RECORD SET =>
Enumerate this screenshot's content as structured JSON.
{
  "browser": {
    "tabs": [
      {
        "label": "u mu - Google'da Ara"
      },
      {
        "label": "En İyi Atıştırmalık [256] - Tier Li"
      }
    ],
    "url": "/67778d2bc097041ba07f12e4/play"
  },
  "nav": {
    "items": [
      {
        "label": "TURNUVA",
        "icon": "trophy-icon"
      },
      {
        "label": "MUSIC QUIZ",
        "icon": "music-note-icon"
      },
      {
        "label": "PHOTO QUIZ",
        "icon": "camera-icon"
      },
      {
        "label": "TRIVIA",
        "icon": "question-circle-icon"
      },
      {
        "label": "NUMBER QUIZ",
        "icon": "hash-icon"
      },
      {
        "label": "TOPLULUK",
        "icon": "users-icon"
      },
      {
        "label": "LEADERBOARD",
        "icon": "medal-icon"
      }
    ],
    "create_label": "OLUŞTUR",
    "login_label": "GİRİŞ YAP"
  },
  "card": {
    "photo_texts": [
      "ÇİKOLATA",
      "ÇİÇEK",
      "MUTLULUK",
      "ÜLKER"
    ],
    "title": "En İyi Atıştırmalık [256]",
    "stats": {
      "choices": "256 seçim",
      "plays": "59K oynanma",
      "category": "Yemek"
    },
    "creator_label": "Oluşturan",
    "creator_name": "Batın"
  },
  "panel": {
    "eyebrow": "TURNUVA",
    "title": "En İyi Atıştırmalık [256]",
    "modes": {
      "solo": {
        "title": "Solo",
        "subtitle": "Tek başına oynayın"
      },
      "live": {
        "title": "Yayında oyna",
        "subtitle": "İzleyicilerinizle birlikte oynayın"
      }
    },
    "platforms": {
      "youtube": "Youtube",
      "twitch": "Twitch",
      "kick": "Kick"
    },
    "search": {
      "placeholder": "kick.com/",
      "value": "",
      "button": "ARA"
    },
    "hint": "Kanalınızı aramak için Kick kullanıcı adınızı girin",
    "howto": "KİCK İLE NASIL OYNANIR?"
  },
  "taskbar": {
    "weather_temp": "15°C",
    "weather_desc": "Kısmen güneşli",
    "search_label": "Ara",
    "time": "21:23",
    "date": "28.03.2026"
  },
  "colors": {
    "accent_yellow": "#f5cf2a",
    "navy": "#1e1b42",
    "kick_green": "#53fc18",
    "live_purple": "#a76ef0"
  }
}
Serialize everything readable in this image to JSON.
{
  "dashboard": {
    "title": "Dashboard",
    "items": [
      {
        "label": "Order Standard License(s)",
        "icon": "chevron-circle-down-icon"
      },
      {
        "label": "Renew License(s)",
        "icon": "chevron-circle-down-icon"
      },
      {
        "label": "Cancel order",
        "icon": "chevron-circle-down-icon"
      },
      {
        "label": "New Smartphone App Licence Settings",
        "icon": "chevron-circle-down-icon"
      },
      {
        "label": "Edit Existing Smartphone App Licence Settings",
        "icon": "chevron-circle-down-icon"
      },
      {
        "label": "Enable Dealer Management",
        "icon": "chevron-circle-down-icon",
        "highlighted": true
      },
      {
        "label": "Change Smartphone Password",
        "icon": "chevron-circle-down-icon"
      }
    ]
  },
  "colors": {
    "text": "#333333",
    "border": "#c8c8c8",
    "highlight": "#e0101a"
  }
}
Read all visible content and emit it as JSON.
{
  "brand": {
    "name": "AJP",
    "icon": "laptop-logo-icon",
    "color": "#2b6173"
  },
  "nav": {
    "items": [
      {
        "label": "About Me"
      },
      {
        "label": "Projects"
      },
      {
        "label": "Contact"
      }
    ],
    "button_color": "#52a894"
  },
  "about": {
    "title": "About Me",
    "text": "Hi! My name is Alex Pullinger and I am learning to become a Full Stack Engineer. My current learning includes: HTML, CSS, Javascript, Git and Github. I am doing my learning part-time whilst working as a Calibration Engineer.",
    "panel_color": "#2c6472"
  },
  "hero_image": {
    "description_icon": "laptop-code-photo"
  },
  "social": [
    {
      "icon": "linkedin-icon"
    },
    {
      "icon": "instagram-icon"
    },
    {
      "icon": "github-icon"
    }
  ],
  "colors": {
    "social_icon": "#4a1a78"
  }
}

WHAT TO PRODUCE =>
Copy each line from the records above that includes the string "JSON".

EXERCISE RESULT =>
Enumerate this screenshot's content as structured JSON.
Serialize everything readable in this image to JSON.
Read all visible content and emit it as JSON.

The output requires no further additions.